■ Exercise inputs ■
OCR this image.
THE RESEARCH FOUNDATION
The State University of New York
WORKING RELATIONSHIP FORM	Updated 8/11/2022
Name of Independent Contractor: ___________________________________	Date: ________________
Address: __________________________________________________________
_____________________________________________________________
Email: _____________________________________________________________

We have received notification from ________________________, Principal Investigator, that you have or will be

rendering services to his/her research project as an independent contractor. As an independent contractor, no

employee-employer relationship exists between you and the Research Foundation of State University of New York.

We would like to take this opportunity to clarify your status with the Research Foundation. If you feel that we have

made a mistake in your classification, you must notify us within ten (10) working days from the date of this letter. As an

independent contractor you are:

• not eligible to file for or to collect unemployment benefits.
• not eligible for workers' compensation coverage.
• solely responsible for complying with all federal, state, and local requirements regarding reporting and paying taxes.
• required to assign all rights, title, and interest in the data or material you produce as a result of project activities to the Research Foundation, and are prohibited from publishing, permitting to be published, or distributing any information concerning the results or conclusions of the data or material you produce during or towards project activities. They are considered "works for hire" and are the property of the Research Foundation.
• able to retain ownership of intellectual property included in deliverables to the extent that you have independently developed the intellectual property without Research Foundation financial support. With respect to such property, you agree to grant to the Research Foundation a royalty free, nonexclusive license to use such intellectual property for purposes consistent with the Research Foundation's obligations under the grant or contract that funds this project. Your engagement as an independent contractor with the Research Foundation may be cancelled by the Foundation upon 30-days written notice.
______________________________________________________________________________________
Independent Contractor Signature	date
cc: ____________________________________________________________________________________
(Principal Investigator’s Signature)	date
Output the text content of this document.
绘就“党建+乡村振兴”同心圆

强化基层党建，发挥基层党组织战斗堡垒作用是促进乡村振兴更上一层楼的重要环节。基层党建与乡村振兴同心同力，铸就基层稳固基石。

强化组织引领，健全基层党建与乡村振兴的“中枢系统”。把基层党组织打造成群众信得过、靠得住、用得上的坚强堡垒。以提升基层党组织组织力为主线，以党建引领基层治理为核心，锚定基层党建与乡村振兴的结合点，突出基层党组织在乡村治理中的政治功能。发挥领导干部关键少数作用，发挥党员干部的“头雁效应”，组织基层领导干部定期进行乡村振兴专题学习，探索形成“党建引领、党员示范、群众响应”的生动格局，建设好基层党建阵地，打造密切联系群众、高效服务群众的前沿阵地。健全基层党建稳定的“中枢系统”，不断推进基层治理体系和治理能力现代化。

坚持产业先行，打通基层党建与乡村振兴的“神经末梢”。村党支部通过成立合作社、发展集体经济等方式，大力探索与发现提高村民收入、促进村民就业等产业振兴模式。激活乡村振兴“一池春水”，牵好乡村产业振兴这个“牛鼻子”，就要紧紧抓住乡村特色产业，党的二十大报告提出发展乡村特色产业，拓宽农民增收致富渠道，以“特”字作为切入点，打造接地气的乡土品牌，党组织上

■ The exercise ■
Transcribe every line of the data, exactly as it stands.

■ Exercise response ■
OCR this image.
THE RESEARCH FOUNDATION
The State University of New York
WORKING RELATIONSHIP FORM	Updated 8/11/2022
Name of Independent Contractor: ___________________________________	Date: ________________
Address: __________________________________________________________
_____________________________________________________________
Email: _____________________________________________________________

We have received notification from ________________________, Principal Investigator, that you have or will be

rendering services to his/her research project as an independent contractor. As an independent contractor, no

employee-employer relationship exists between you and the Research Foundation of State University of New York.

We would like to take this opportunity to clarify your status with the Research Foundation. If you feel that we have

made a mistake in your classification, you must notify us within ten (10) working days from the date of this letter. As an

independent contractor you are:

• not eligible to file for or to collect unemployment benefits.
• not eligible for workers' compensation coverage.
• solely responsible for complying with all federal, state, and local requirements regarding reporting and paying taxes.
• required to assign all rights, title, and interest in the data or material you produce as a result of project activities to the Research Foundation, and are prohibited from publishing, permitting to be published, or distributing any information concerning the results or conclusions of the data or material you produce during or towards project activities. They are considered "works for hire" and are the property of the Research Foundation.
• able to retain ownership of intellectual property included in deliverables to the extent that you have independently developed the intellectual property without Research Foundation financial support. With respect to such property, you agree to grant to the Research Foundation a royalty free, nonexclusive license to use such intellectual property for purposes consistent with the Research Foundation's obligations under the grant or contract that funds this project. Your engagement as an independent contractor with the Research Foundation may be cancelled by the Foundation upon 30-days written notice.
______________________________________________________________________________________
Independent Contractor Signature	date
cc: ____________________________________________________________________________________
(Principal Investigator’s Signature)	date
Output the text content of this document.
绘就“党建+乡村振兴”同心圆

强化基层党建，发挥基层党组织战斗堡垒作用是促进乡村振兴更上一层楼的重要环节。基层党建与乡村振兴同心同力，铸就基层稳固基石。

强化组织引领，健全基层党建与乡村振兴的“中枢系统”。把基层党组织打造成群众信得过、靠得住、用得上的坚强堡垒。以提升基层党组织组织力为主线，以党建引领基层治理为核心，锚定基层党建与乡村振兴的结合点，突出基层党组织在乡村治理中的政治功能。发挥领导干部关键少数作用，发挥党员干部的“头雁效应”，组织基层领导干部定期进行乡村振兴专题学习，探索形成“党建引领、党员示范、群众响应”的生动格局，建设好基层党建阵地，打造密切联系群众、高效服务群众的前沿阵地。健全基层党建稳定的“中枢系统”，不断推进基层治理体系和治理能力现代化。

坚持产业先行，打通基层党建与乡村振兴的“神经末梢”。村党支部通过成立合作社、发展集体经济等方式，大力探索与发现提高村民收入、促进村民就业等产业振兴模式。激活乡村振兴“一池春水”，牵好乡村产业振兴这个“牛鼻子”，就要紧紧抓住乡村特色产业，党的二十大报告提出发展乡村特色产业，拓宽农民增收致富渠道，以“特”字作为切入点，打造接地气的乡土品牌，党组织上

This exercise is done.